• **EXERCISE INSTRUCTIONS**
Please copy the rows below exactly, from the first row through the line that contains "svg-text:LED diody: LED", including that line.

• **Entries drawn from a collection**
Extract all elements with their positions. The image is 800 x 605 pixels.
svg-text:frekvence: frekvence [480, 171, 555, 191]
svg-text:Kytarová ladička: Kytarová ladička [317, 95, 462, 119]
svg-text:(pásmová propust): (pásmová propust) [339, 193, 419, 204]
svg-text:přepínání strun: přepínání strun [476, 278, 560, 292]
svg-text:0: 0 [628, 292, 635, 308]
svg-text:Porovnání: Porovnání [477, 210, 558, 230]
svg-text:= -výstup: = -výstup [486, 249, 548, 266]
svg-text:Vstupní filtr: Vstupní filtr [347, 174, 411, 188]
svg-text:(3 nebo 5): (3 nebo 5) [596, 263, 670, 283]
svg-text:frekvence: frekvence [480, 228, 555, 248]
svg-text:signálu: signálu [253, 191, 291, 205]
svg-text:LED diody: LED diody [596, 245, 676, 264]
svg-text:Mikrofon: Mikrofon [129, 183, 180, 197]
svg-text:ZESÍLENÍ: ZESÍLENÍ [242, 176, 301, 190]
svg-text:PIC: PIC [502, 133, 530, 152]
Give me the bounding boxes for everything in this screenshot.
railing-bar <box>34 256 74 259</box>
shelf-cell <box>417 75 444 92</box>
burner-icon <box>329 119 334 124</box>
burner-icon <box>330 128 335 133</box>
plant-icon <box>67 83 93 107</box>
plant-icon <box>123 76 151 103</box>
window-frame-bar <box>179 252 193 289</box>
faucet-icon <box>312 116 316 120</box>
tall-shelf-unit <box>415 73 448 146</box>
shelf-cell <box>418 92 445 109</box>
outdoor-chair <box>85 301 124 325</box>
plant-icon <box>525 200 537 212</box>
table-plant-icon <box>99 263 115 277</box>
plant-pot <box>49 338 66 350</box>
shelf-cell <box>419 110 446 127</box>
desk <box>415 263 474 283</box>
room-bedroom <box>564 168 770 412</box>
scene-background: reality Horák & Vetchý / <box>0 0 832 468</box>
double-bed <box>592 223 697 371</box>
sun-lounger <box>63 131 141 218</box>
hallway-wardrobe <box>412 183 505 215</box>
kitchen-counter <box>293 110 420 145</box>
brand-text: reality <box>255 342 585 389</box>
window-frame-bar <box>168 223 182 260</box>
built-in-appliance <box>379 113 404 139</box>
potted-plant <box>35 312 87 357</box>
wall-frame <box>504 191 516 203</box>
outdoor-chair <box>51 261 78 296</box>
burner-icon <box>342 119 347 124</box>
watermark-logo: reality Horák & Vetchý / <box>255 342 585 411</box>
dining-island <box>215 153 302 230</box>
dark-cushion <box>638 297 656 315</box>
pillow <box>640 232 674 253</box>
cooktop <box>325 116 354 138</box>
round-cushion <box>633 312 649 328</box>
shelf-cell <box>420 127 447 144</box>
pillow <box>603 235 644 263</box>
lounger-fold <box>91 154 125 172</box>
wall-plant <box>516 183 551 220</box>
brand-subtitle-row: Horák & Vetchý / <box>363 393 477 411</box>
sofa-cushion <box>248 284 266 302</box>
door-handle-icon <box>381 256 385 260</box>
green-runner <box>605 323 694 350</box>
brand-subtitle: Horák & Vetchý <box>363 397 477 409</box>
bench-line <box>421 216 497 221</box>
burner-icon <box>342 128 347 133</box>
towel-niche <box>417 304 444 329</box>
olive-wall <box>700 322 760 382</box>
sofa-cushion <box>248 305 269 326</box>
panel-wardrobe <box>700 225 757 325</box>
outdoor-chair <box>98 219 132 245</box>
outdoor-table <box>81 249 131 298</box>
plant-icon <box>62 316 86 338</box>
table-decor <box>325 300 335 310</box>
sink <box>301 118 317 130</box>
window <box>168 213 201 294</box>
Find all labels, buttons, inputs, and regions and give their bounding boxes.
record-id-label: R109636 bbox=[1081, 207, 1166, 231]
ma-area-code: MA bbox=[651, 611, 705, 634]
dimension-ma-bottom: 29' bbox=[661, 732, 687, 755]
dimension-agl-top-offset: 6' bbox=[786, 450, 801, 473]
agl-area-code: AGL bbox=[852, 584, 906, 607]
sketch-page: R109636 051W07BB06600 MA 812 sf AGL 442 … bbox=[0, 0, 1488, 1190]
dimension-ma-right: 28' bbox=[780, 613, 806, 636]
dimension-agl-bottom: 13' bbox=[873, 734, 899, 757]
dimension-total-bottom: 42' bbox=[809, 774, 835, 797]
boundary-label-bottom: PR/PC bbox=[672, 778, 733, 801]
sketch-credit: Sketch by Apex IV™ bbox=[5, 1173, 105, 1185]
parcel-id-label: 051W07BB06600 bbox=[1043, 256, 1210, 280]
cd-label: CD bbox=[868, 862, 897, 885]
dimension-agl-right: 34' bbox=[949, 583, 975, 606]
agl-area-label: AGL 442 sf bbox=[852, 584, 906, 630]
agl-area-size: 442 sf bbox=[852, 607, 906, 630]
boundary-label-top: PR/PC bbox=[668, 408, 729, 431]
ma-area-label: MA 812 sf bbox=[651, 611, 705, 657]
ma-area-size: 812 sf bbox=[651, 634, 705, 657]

• **EXERCISE OUTPUT**
Extract all elements with their positions. The image is 800 x 605 pixels.
svg-text:frekvence: frekvence [480, 171, 555, 191]
svg-text:Kytarová ladička: Kytarová ladička [317, 95, 462, 119]
svg-text:(pásmová propust): (pásmová propust) [339, 193, 419, 204]
svg-text:přepínání strun: přepínání strun [476, 278, 560, 292]
svg-text:0: 0 [628, 292, 635, 308]
svg-text:Porovnání: Porovnání [477, 210, 558, 230]
svg-text:= -výstup: = -výstup [486, 249, 548, 266]
svg-text:Vstupní filtr: Vstupní filtr [347, 174, 411, 188]
svg-text:(3 nebo 5): (3 nebo 5) [596, 263, 670, 283]
svg-text:frekvence: frekvence [480, 228, 555, 248]
svg-text:signálu: signálu [253, 191, 291, 205]
svg-text:LED diody: LED diody [596, 245, 676, 264]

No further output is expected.